REQUIREMENT -
Every record that follows should be printed verbatim.

(Collected data entries)

····················

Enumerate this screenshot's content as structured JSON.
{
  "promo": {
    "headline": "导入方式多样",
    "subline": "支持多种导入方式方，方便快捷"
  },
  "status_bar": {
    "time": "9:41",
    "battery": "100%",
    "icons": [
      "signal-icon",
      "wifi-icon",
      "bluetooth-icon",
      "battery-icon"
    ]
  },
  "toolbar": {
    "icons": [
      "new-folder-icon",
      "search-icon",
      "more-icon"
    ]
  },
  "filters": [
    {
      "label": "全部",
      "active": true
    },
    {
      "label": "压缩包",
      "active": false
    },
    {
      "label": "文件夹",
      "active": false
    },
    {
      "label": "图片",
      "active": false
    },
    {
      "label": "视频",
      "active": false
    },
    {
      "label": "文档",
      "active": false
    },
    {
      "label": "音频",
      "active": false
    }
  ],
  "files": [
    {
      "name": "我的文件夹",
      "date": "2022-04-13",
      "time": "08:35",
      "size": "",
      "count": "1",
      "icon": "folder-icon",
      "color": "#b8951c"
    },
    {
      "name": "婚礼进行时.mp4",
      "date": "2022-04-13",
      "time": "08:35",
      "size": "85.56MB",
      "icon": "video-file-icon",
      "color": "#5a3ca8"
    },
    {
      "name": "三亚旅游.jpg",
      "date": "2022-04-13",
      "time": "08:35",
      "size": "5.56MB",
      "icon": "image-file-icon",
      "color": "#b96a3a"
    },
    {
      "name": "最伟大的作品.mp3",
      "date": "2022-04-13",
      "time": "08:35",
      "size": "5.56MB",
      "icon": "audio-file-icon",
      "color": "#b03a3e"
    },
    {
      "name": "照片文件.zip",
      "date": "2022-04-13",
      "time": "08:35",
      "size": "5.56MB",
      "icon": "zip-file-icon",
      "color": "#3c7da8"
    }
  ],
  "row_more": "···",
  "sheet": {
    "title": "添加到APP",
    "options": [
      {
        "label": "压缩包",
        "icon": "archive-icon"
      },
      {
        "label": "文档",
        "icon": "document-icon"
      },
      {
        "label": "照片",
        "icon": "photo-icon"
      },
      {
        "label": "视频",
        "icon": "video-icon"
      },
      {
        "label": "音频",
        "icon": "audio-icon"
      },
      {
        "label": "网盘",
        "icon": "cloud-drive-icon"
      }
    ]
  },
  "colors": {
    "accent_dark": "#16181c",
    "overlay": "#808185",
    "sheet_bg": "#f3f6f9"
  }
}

····················

RIGHT ANSWER -
Enumerate this screenshot's content as structured JSON.
{
  "promo": {
    "headline": "导入方式多样",
    "subline": "支持多种导入方式方，方便快捷"
  },
  "status_bar": {
    "time": "9:41",
    "battery": "100%",
    "icons": [
      "signal-icon",
      "wifi-icon",
      "bluetooth-icon",
      "battery-icon"
    ]
  },
  "toolbar": {
    "icons": [
      "new-folder-icon",
      "search-icon",
      "more-icon"
    ]
  },
  "filters": [
    {
      "label": "全部",
      "active": true
    },
    {
      "label": "压缩包",
      "active": false
    },
    {
      "label": "文件夹",
      "active": false
    },
    {
      "label": "图片",
      "active": false
    },
    {
      "label": "视频",
      "active": false
    },
    {
      "label": "文档",
      "active": false
    },
    {
      "label": "音频",
      "active": false
    }
  ],
  "files": [
    {
      "name": "我的文件夹",
      "date": "2022-04-13",
      "time": "08:35",
      "size": "",
      "count": "1",
      "icon": "folder-icon",
      "color": "#b8951c"
    },
    {
      "name": "婚礼进行时.mp4",
      "date": "2022-04-13",
      "time": "08:35",
      "size": "85.56MB",
      "icon": "video-file-icon",
      "color": "#5a3ca8"
    },
    {
      "name": "三亚旅游.jpg",
      "date": "2022-04-13",
      "time": "08:35",
      "size": "5.56MB",
      "icon": "image-file-icon",
      "color": "#b96a3a"
    },
    {
      "name": "最伟大的作品.mp3",
      "date": "2022-04-13",
      "time": "08:35",
      "size": "5.56MB",
      "icon": "audio-file-icon",
      "color": "#b03a3e"
    },
    {
      "name": "照片文件.zip",
      "date": "2022-04-13",
      "time": "08:35",
      "size": "5.56MB",
      "icon": "zip-file-icon",
      "color": "#3c7da8"
    }
  ],
  "row_more": "···",
  "sheet": {
    "title": "添加到APP",
    "options": [
      {
        "label": "压缩包",
        "icon": "archive-icon"
      },
      {
        "label": "文档",
        "icon": "document-icon"
      },
      {
        "label": "照片",
        "icon": "photo-icon"
      },
      {
        "label": "视频",
        "icon": "video-icon"
      },
      {
        "label": "音频",
        "icon": "audio-icon"
      },
      {
        "label": "网盘",
        "icon": "cloud-drive-icon"
      }
    ]
  },
  "colors": {
    "accent_dark": "#16181c",
    "overlay": "#808185",
    "sheet_bg": "#f3f6f9"
  }
}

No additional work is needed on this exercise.